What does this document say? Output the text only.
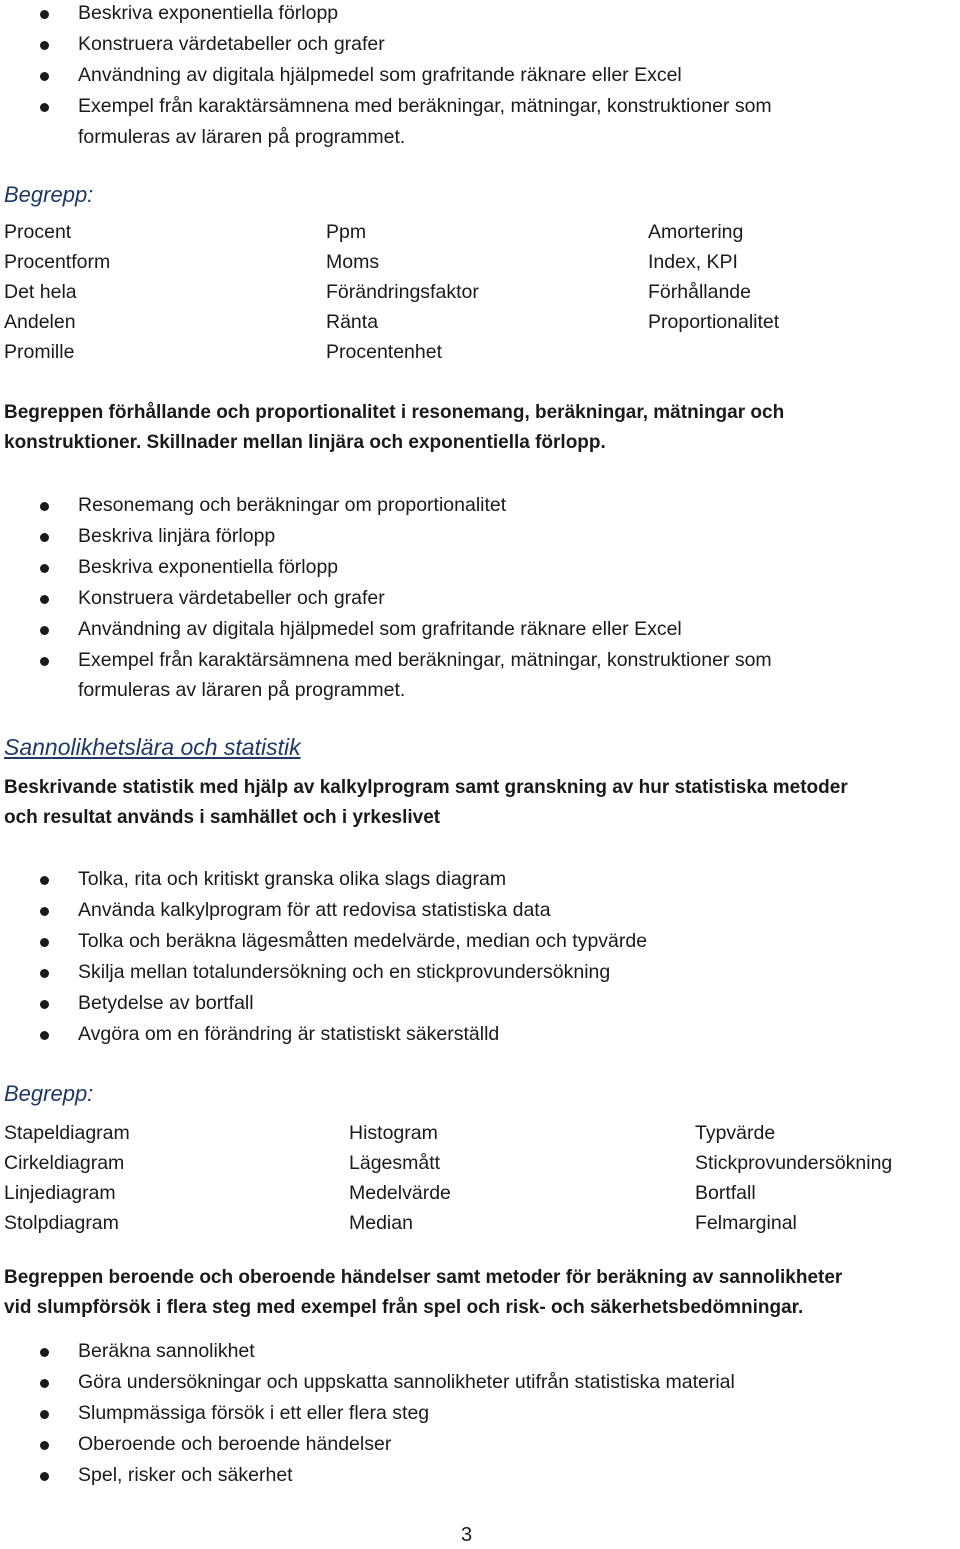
Beskriva exponentiella förlopp
Konstruera värdetabeller och grafer
Användning av digitala hjälpmedel som grafritande räknare eller Excel
Exempel från karaktärsämnena med beräkningar, mätningar, konstruktioner som
formuleras av läraren på programmet.
Begrepp:
Procent
Procentform
Det hela
Andelen
Promille
Ppm
Moms
Förändringsfaktor
Ränta
Procentenhet
Amortering
Index, KPI
Förhållande
Proportionalitet
Begreppen förhållande och proportionalitet i resonemang, beräkningar, mätningar och
konstruktioner. Skillnader mellan linjära och exponentiella förlopp.
Resonemang och beräkningar om proportionalitet
Beskriva linjära förlopp
Beskriva exponentiella förlopp
Konstruera värdetabeller och grafer
Användning av digitala hjälpmedel som grafritande räknare eller Excel
Exempel från karaktärsämnena med beräkningar, mätningar, konstruktioner som
formuleras av läraren på programmet.
Sannolikhetslära och statistik
Beskrivande statistik med hjälp av kalkylprogram samt granskning av hur statistiska metoder
och resultat används i samhället och i yrkeslivet
Tolka, rita och kritiskt granska olika slags diagram
Använda kalkylprogram för att redovisa statistiska data
Tolka och beräkna lägesmåtten medelvärde, median och typvärde
Skilja mellan totalundersökning och en stickprovundersökning
Betydelse av bortfall
Avgöra om en förändring är statistiskt säkerställd
Begrepp:
Stapeldiagram
Cirkeldiagram
Linjediagram
Stolpdiagram
Histogram
Lägesmått
Medelvärde
Median
Typvärde
Stickprovundersökning
Bortfall
Felmarginal
Begreppen beroende och oberoende händelser samt metoder för beräkning av sannolikheter
vid slumpförsök i flera steg med exempel från spel och risk- och säkerhetsbedömningar.
Beräkna sannolikhet
Göra undersökningar och uppskatta sannolikheter utifrån statistiska material
Slumpmässiga försök i ett eller flera steg
Oberoende och beroende händelser
Spel, risker och säkerhet
3
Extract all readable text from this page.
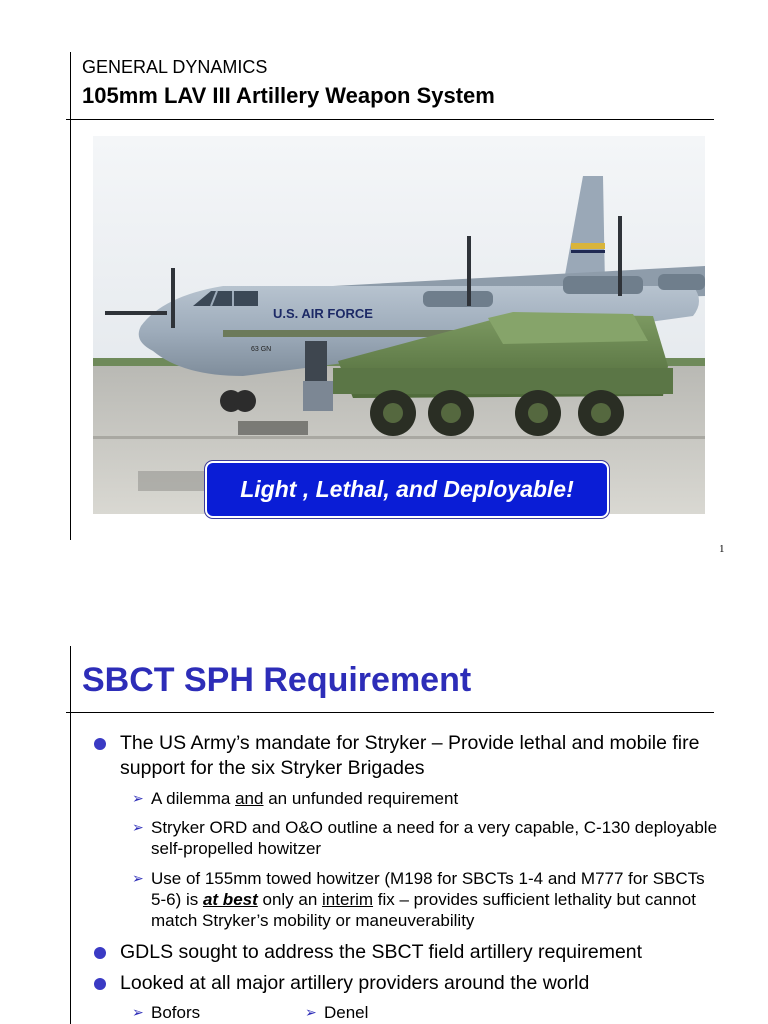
GENERAL DYNAMICS
105mm LAV III Artillery Weapon System
U.S. AIR FORCE
63 GN
Light , Lethal, and Deployable!
1
SBCT SPH Requirement
The US Army’s mandate for Stryker – Provide lethal and mobile fire support for the six Stryker Brigades
➢ A dilemma and an unfunded requirement
➢ Stryker ORD and O&O outline a need for a very capable, C-130 deployable self-propelled howitzer
➢ Use of 155mm towed howitzer (M198 for SBCTs 1-4 and M777 for SBCTs 5-6) is at best only an interim fix – provides sufficient lethality but cannot match Stryker’s mobility or maneuverability
GDLS sought to address the SBCT field artillery requirement
Looked at all major artillery providers around the world
➢ Bofors	➢ Denel
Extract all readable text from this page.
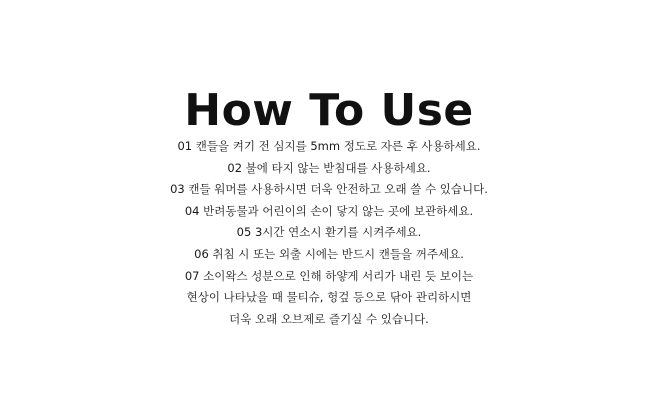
How To Use
01 캔들을 켜기 전 심지를 5mm 정도로 자른 후 사용하세요.
02 불에 타지 않는 받침대를 사용하세요.
03 캔들 워머를 사용하시면 더욱 안전하고 오래 쓸 수 있습니다.
04 반려동물과 어린이의 손이 닿지 않는 곳에 보관하세요.
05 3시간 연소시 환기를 시켜주세요.
06 취침 시 또는 외출 시에는 반드시 캔들을 꺼주세요.
07 소이왁스 성분으로 인해 하얗게 서리가 내린 듯 보이는
현상이 나타났을 때 물티슈, 헝겊 등으로 닦아 관리하시면
더욱 오래 오브제로 즐기실 수 있습니다.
##############################
WHAT YOU ARE ASKED TO DO:
Set down all the data again exactly as above, pictures excluded.

EXERCISE RESULT:
What does this document say? Output the text only.
Beskriva exponentiella förlopp
Konstruera värdetabeller och grafer
Användning av digitala hjälpmedel som grafritande räknare eller Excel
Exempel från karaktärsämnena med beräkningar, mätningar, konstruktioner som
formuleras av läraren på programmet.
Begrepp:
Procent
Procentform
Det hela
Andelen
Promille
Ppm
Moms
Förändringsfaktor
Ränta
Procentenhet
Amortering
Index, KPI
Förhållande
Proportionalitet
Begreppen förhållande och proportionalitet i resonemang, beräkningar, mätningar och
konstruktioner. Skillnader mellan linjära och exponentiella förlopp.
Resonemang och beräkningar om proportionalitet
Beskriva linjära förlopp
Beskriva exponentiella förlopp
Konstruera värdetabeller och grafer
Användning av digitala hjälpmedel som grafritande räknare eller Excel
Exempel från karaktärsämnena med beräkningar, mätningar, konstruktioner som
formuleras av läraren på programmet.
Sannolikhetslära och statistik
Beskrivande statistik med hjälp av kalkylprogram samt granskning av hur statistiska metoder
och resultat används i samhället och i yrkeslivet
Tolka, rita och kritiskt granska olika slags diagram
Använda kalkylprogram för att redovisa statistiska data
Tolka och beräkna lägesmåtten medelvärde, median och typvärde
Skilja mellan totalundersökning och en stickprovundersökning
Betydelse av bortfall
Avgöra om en förändring är statistiskt säkerställd
Begrepp:
Stapeldiagram
Cirkeldiagram
Linjediagram
Stolpdiagram
Histogram
Lägesmått
Medelvärde
Median
Typvärde
Stickprovundersökning
Bortfall
Felmarginal
Begreppen beroende och oberoende händelser samt metoder för beräkning av sannolikheter
vid slumpförsök i flera steg med exempel från spel och risk- och säkerhetsbedömningar.
Beräkna sannolikhet
Göra undersökningar och uppskatta sannolikheter utifrån statistiska material
Slumpmässiga försök i ett eller flera steg
Oberoende och beroende händelser
Spel, risker och säkerhet
3
Extract all readable text from this page.
GENERAL DYNAMICS
105mm LAV III Artillery Weapon System
U.S. AIR FORCE
63 GN
Light , Lethal, and Deployable!
1
SBCT SPH Requirement
The US Army’s mandate for Stryker – Provide lethal and mobile fire support for the six Stryker Brigades
➢ A dilemma and an unfunded requirement
➢ Stryker ORD and O&O outline a need for a very capable, C-130 deployable self-propelled howitzer
➢ Use of 155mm towed howitzer (M198 for SBCTs 1-4 and M777 for SBCTs 5-6) is at best only an interim fix – provides sufficient lethality but cannot match Stryker’s mobility or maneuverability
GDLS sought to address the SBCT field artillery requirement
Looked at all major artillery providers around the world
➢ Bofors	➢ Denel
Extract all readable text from this page.
How To Use
01 캔들을 켜기 전 심지를 5mm 정도로 자른 후 사용하세요.
02 불에 타지 않는 받침대를 사용하세요.
03 캔들 워머를 사용하시면 더욱 안전하고 오래 쓸 수 있습니다.
04 반려동물과 어린이의 손이 닿지 않는 곳에 보관하세요.
05 3시간 연소시 환기를 시켜주세요.
06 취침 시 또는 외출 시에는 반드시 캔들을 꺼주세요.
07 소이왁스 성분으로 인해 하얗게 서리가 내린 듯 보이는
현상이 나타났을 때 물티슈, 헝겊 등으로 닦아 관리하시면
더욱 오래 오브제로 즐기실 수 있습니다.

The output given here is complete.